▶ _Problem to work on_
Say how many of the lines below include the word "declined". Only the number should be given.
___ Supplied data
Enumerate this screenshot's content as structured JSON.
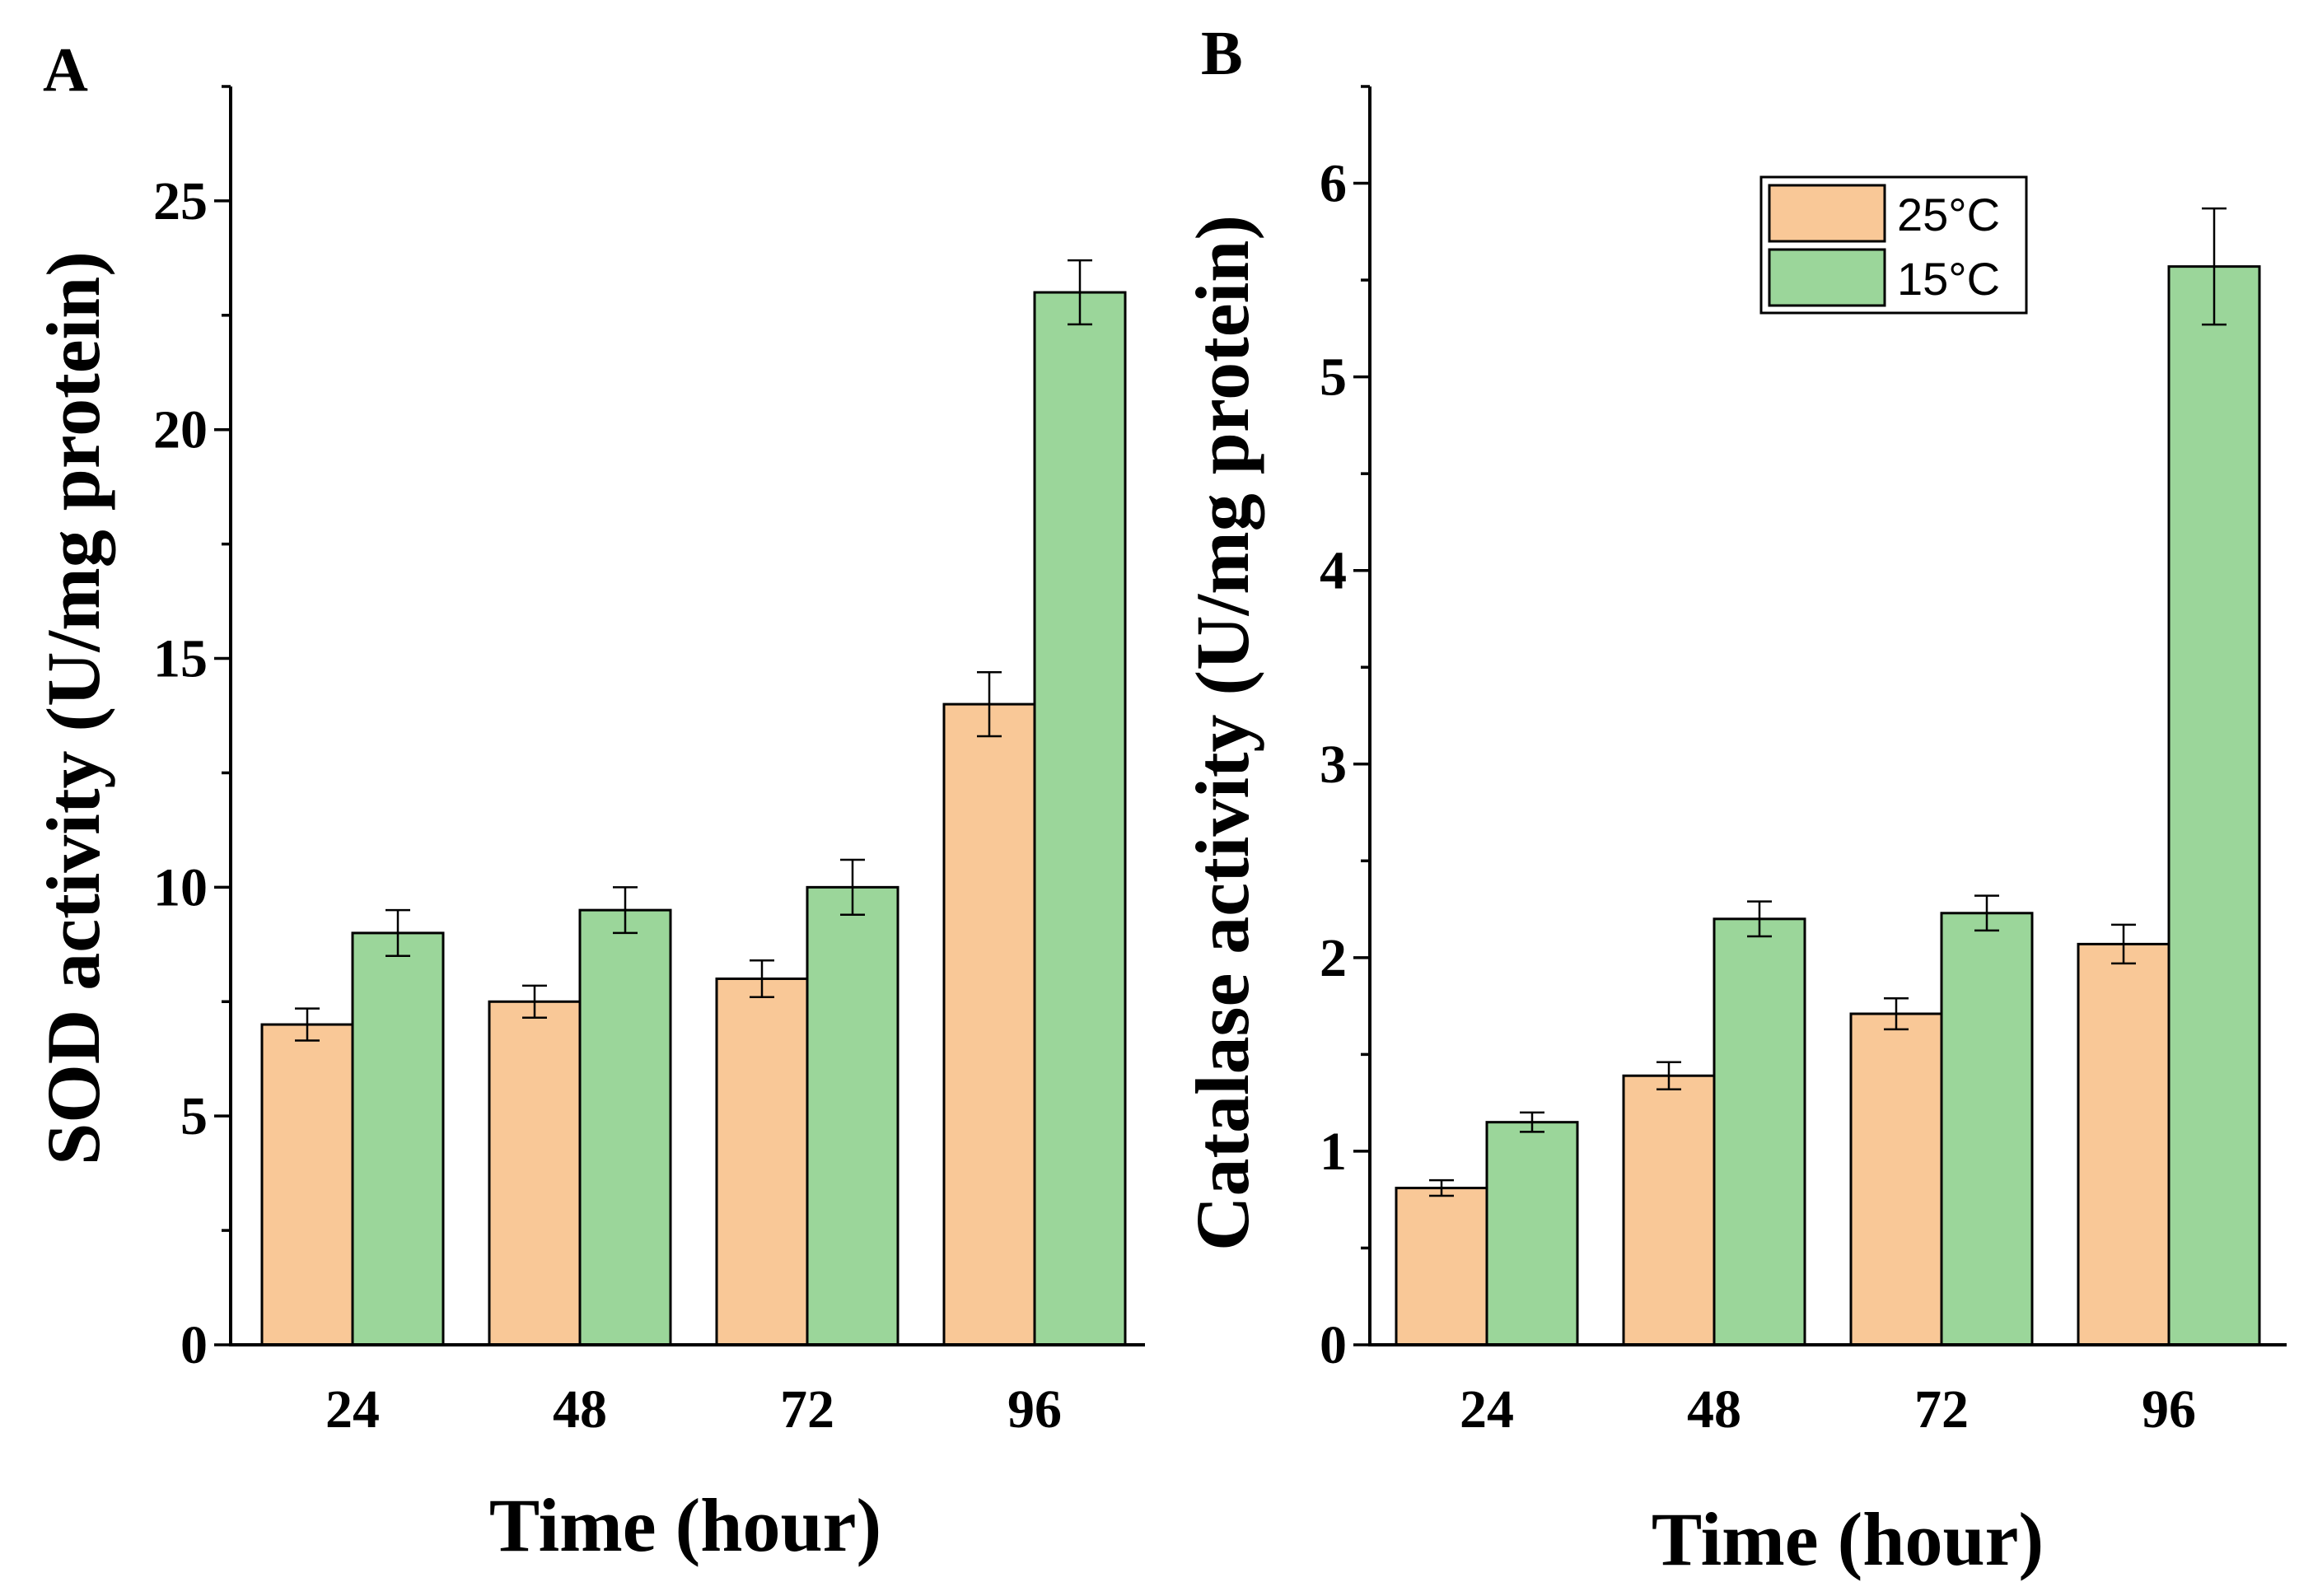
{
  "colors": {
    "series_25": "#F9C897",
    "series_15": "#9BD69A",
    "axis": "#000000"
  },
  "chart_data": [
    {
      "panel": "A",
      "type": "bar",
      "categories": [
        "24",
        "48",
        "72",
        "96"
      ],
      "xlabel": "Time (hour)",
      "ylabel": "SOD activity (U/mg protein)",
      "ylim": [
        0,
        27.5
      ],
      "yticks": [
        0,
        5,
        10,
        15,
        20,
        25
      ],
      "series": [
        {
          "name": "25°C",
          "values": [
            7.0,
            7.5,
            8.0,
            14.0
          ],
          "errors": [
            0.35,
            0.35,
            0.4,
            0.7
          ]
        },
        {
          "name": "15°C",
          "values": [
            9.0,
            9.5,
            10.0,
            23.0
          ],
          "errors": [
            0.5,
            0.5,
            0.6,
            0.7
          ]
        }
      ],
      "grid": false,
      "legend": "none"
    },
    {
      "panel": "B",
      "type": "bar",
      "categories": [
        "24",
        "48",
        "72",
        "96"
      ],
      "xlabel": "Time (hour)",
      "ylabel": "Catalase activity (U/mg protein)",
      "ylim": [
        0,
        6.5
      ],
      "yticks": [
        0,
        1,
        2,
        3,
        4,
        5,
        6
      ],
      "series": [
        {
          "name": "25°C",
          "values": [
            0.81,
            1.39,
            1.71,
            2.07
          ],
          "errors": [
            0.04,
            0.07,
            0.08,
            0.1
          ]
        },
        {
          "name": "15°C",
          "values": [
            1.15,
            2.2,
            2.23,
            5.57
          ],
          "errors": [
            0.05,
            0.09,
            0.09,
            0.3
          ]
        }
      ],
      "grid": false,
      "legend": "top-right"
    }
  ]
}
______
___ Supplied data
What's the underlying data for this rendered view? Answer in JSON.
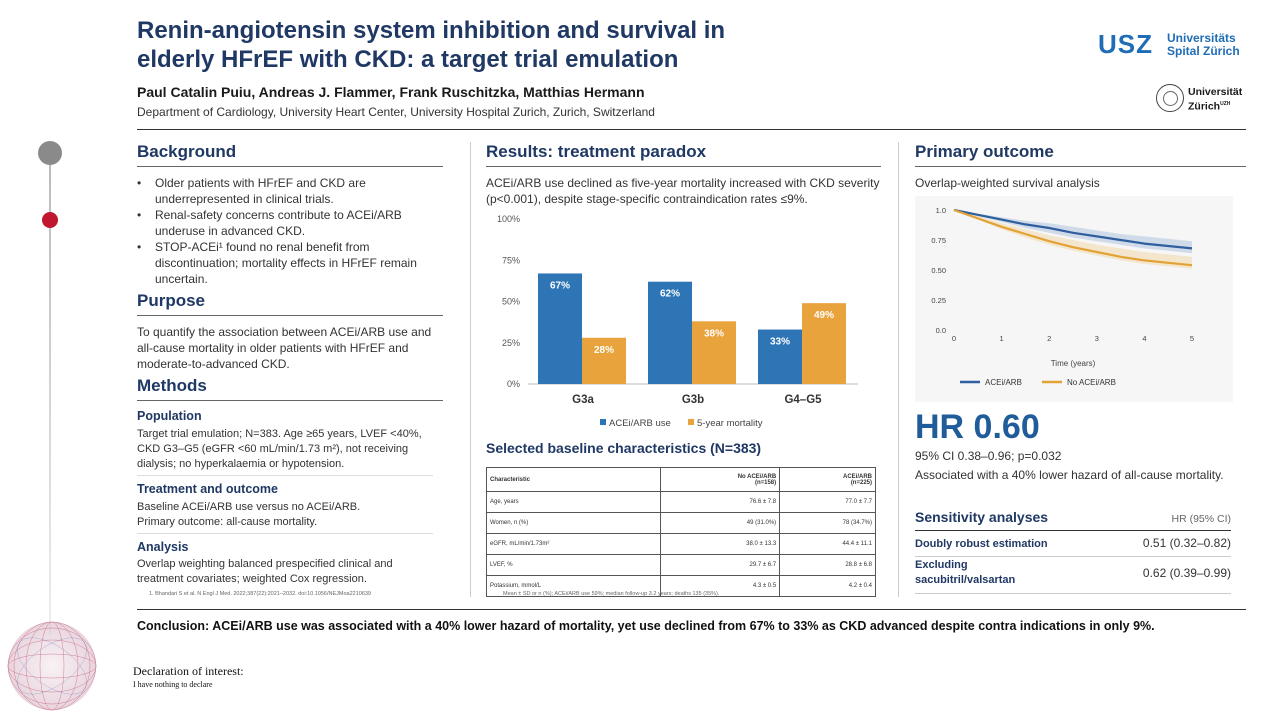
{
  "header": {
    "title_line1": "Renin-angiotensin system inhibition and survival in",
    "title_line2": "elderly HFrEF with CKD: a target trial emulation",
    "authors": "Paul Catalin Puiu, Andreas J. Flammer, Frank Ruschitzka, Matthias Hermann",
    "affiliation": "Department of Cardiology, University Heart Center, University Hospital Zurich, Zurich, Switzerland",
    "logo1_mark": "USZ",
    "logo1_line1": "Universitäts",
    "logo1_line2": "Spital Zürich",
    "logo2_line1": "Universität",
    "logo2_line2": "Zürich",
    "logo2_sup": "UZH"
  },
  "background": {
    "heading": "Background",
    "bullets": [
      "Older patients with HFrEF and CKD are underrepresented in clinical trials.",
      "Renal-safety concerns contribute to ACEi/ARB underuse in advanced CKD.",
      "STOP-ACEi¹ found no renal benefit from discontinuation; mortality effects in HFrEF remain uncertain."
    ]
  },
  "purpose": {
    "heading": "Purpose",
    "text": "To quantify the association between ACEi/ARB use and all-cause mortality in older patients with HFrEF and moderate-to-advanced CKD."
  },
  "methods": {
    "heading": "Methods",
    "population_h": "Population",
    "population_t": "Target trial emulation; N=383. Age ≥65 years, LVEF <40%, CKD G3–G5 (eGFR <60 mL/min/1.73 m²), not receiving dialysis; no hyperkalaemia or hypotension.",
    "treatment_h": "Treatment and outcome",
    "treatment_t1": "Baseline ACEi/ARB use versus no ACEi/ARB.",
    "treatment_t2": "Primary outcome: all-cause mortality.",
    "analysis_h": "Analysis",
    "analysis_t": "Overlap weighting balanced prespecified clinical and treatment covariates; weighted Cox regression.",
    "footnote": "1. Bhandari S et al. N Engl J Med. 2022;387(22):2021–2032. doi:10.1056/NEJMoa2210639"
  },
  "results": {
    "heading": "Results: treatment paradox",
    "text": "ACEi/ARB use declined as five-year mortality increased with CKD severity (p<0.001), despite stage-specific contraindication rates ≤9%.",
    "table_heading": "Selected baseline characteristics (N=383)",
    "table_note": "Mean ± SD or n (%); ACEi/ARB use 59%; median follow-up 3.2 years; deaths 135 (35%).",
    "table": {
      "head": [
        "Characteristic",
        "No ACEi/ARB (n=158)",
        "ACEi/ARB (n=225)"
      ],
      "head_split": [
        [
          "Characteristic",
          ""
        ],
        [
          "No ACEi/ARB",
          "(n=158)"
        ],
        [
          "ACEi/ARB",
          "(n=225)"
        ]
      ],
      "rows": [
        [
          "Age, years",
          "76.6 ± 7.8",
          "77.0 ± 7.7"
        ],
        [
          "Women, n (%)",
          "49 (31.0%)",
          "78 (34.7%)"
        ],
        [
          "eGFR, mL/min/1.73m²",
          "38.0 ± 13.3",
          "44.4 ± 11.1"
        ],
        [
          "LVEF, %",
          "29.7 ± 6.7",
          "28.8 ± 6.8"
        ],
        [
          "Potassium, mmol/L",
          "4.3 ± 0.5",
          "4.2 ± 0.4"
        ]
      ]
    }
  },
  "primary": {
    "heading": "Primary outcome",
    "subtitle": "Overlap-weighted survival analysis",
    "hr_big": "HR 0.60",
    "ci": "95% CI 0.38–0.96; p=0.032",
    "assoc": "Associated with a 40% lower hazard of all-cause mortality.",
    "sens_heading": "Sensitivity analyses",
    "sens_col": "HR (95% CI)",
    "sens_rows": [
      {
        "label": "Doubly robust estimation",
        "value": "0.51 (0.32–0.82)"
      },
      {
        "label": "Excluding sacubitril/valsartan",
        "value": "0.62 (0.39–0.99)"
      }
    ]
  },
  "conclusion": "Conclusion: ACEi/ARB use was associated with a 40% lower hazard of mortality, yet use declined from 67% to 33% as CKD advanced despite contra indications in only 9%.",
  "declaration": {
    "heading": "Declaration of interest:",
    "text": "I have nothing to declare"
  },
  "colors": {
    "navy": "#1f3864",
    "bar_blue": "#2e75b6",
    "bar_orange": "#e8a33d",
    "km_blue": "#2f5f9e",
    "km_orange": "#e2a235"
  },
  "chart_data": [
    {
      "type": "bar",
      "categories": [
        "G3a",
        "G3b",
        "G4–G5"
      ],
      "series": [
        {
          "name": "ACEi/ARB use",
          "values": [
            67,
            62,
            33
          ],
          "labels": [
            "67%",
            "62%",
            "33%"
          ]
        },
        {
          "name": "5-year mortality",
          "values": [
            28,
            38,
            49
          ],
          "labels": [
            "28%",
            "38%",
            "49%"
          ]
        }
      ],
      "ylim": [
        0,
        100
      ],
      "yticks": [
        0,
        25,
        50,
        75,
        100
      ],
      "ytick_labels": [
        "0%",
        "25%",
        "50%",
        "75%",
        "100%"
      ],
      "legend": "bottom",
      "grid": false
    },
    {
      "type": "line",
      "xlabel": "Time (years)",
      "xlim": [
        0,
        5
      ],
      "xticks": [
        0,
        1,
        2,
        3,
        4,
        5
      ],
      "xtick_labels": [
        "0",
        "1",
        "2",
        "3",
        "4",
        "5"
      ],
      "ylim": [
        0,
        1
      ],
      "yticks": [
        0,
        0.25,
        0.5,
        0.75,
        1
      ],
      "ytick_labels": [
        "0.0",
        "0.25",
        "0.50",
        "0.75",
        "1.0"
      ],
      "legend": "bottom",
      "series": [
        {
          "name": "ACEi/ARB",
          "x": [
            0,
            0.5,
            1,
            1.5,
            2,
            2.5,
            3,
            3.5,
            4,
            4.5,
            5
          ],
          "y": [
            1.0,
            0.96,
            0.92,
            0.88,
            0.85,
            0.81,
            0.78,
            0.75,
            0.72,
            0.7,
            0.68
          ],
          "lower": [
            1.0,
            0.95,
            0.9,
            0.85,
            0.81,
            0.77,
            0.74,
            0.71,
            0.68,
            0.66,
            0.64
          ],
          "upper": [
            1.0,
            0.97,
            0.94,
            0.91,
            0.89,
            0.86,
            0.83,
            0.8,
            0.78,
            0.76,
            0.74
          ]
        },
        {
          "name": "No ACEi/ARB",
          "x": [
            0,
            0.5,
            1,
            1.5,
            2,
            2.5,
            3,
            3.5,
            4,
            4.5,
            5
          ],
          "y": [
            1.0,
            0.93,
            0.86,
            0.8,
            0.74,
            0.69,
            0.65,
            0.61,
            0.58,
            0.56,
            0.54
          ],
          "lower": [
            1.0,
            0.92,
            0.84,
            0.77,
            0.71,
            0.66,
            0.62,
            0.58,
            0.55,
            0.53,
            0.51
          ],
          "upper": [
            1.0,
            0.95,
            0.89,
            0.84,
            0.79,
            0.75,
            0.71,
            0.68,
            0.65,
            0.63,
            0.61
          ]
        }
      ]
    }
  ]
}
______
___ Supplied data
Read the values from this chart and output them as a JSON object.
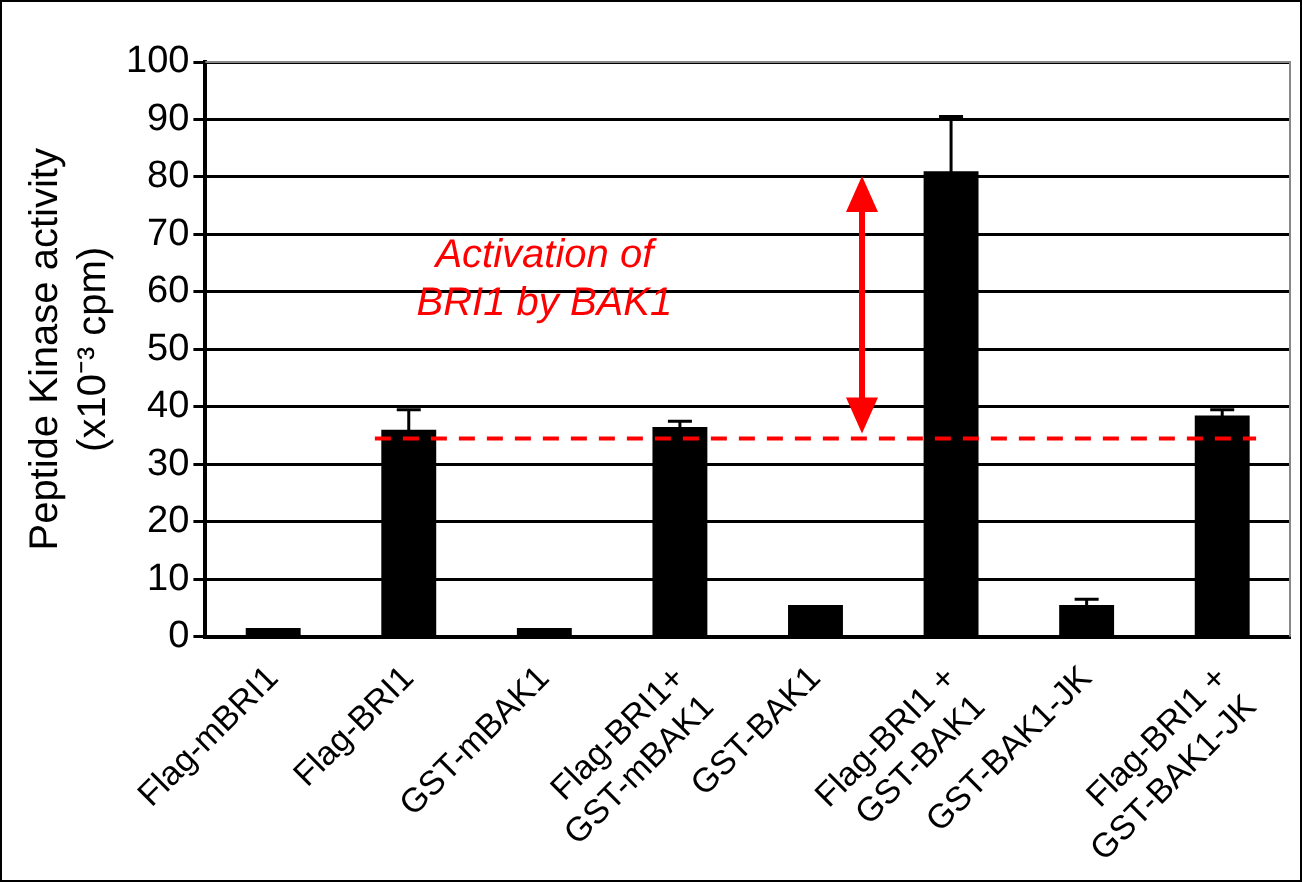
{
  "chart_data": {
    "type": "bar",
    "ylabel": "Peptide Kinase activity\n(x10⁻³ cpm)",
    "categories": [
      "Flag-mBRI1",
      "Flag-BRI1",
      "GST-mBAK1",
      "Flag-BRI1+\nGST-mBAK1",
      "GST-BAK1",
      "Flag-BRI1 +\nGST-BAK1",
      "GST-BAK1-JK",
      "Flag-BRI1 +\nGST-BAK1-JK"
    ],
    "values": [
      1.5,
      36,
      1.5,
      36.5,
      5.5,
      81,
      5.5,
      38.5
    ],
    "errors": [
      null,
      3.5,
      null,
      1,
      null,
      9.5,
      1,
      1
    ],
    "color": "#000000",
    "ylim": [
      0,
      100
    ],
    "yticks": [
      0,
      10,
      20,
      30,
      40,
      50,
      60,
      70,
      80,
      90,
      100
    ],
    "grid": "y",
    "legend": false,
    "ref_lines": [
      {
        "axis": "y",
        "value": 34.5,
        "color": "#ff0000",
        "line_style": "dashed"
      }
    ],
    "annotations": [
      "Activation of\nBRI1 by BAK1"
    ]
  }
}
______
▶ _Solution to the exercise_
2